WHAT YOU HAVE TO DO ▸
Without the images, output each record below as it stands.

** Start of ENTRIES **

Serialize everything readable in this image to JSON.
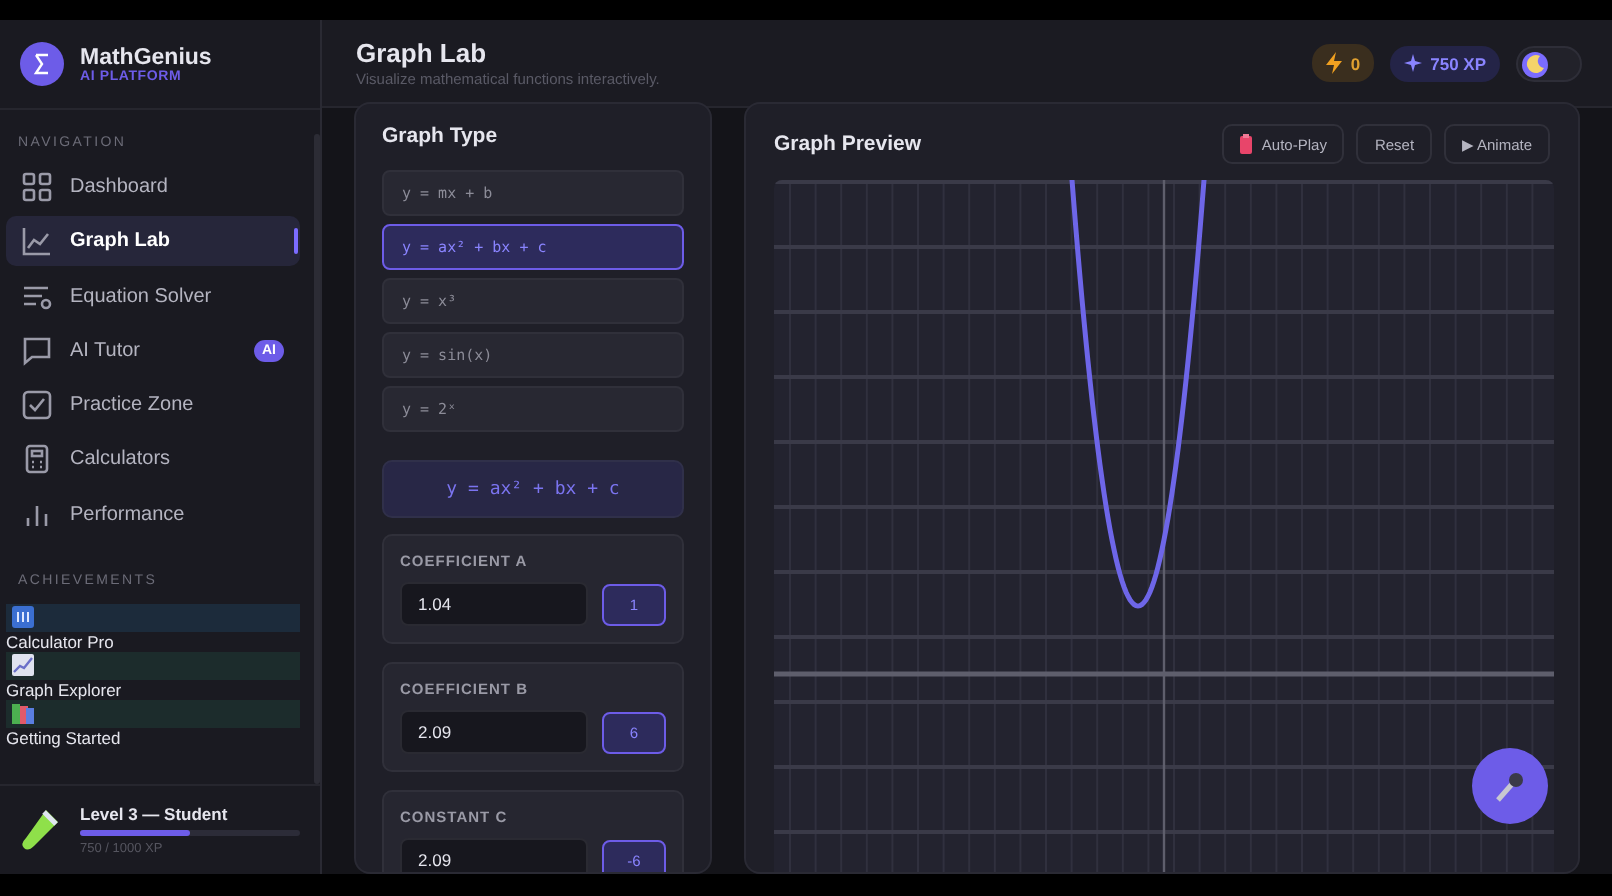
{
  "sidebar": {
    "brand": {
      "name": "MathGenius",
      "tagline": "AI PLATFORM"
    },
    "nav_heading": "NAVIGATION",
    "nav_items": [
      {
        "label": "Dashboard",
        "selected": false
      },
      {
        "label": "Graph Lab",
        "selected": true
      },
      {
        "label": "Equation Solver",
        "selected": false
      },
      {
        "label": "AI Tutor",
        "selected": false,
        "badge": "AI"
      },
      {
        "label": "Practice Zone",
        "selected": false
      },
      {
        "label": "Calculators",
        "selected": false
      },
      {
        "label": "Performance",
        "selected": false
      }
    ],
    "achievements_heading": "ACHIEVEMENTS",
    "achievements": [
      {
        "label": "Calculator Pro",
        "color": "#1c2b3b"
      },
      {
        "label": "Graph Explorer",
        "color": "#1c2c2c"
      },
      {
        "label": "Getting Started",
        "color": "#1c2c2c"
      }
    ],
    "level": {
      "title": "Level 3 — Student",
      "level": 0.5,
      "xp": "750 / 1000 XP"
    }
  },
  "header": {
    "title": "Graph Lab",
    "subtitle": "Visualize mathematical functions interactively.",
    "streak": "0",
    "xp": "750 XP",
    "toggle_on": false
  },
  "graph_type": {
    "title": "Graph Type",
    "options": [
      {
        "label": "y = mx + b",
        "selected": false
      },
      {
        "label": "y = ax² + bx + c",
        "selected": true
      },
      {
        "label": "y = x³",
        "selected": false
      },
      {
        "label": "y = sin(x)",
        "selected": false
      },
      {
        "label": "y = 2ˣ",
        "selected": false
      }
    ],
    "formula": "y = ax² + bx + c",
    "coefficients": [
      {
        "label": "COEFFICIENT A",
        "value": "1.04",
        "badge": "1"
      },
      {
        "label": "COEFFICIENT B",
        "value": "2.09",
        "badge": "6"
      },
      {
        "label": "CONSTANT C",
        "value": "2.09",
        "badge": "-6"
      }
    ]
  },
  "preview": {
    "title": "Graph Preview",
    "buttons": [
      {
        "kind": "autoplay",
        "label": "Auto-Play"
      },
      {
        "kind": "plain",
        "label": "Reset"
      },
      {
        "kind": "plain",
        "label": "▶ Animate"
      }
    ]
  }
}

** End of ENTRIES **

EXERCISE SOLUTION ▸
Serialize everything readable in this image to JSON.
{
  "sidebar": {
    "brand": {
      "name": "MathGenius",
      "tagline": "AI PLATFORM"
    },
    "nav_heading": "NAVIGATION",
    "nav_items": [
      {
        "label": "Dashboard",
        "selected": false
      },
      {
        "label": "Graph Lab",
        "selected": true
      },
      {
        "label": "Equation Solver",
        "selected": false
      },
      {
        "label": "AI Tutor",
        "selected": false,
        "badge": "AI"
      },
      {
        "label": "Practice Zone",
        "selected": false
      },
      {
        "label": "Calculators",
        "selected": false
      },
      {
        "label": "Performance",
        "selected": false
      }
    ],
    "achievements_heading": "ACHIEVEMENTS",
    "achievements": [
      {
        "label": "Calculator Pro",
        "color": "#1c2b3b"
      },
      {
        "label": "Graph Explorer",
        "color": "#1c2c2c"
      },
      {
        "label": "Getting Started",
        "color": "#1c2c2c"
      }
    ],
    "level": {
      "title": "Level 3 — Student",
      "level": 0.5,
      "xp": "750 / 1000 XP"
    }
  },
  "header": {
    "title": "Graph Lab",
    "subtitle": "Visualize mathematical functions interactively.",
    "streak": "0",
    "xp": "750 XP",
    "toggle_on": false
  },
  "graph_type": {
    "title": "Graph Type",
    "options": [
      {
        "label": "y = mx + b",
        "selected": false
      },
      {
        "label": "y = ax² + bx + c",
        "selected": true
      },
      {
        "label": "y = x³",
        "selected": false
      },
      {
        "label": "y = sin(x)",
        "selected": false
      },
      {
        "label": "y = 2ˣ",
        "selected": false
      }
    ],
    "formula": "y = ax² + bx + c",
    "coefficients": [
      {
        "label": "COEFFICIENT A",
        "value": "1.04",
        "badge": "1"
      },
      {
        "label": "COEFFICIENT B",
        "value": "2.09",
        "badge": "6"
      },
      {
        "label": "CONSTANT C",
        "value": "2.09",
        "badge": "-6"
      }
    ]
  },
  "preview": {
    "title": "Graph Preview",
    "buttons": [
      {
        "kind": "autoplay",
        "label": "Auto-Play"
      },
      {
        "kind": "plain",
        "label": "Reset"
      },
      {
        "kind": "plain",
        "label": "▶ Animate"
      }
    ]
  }
}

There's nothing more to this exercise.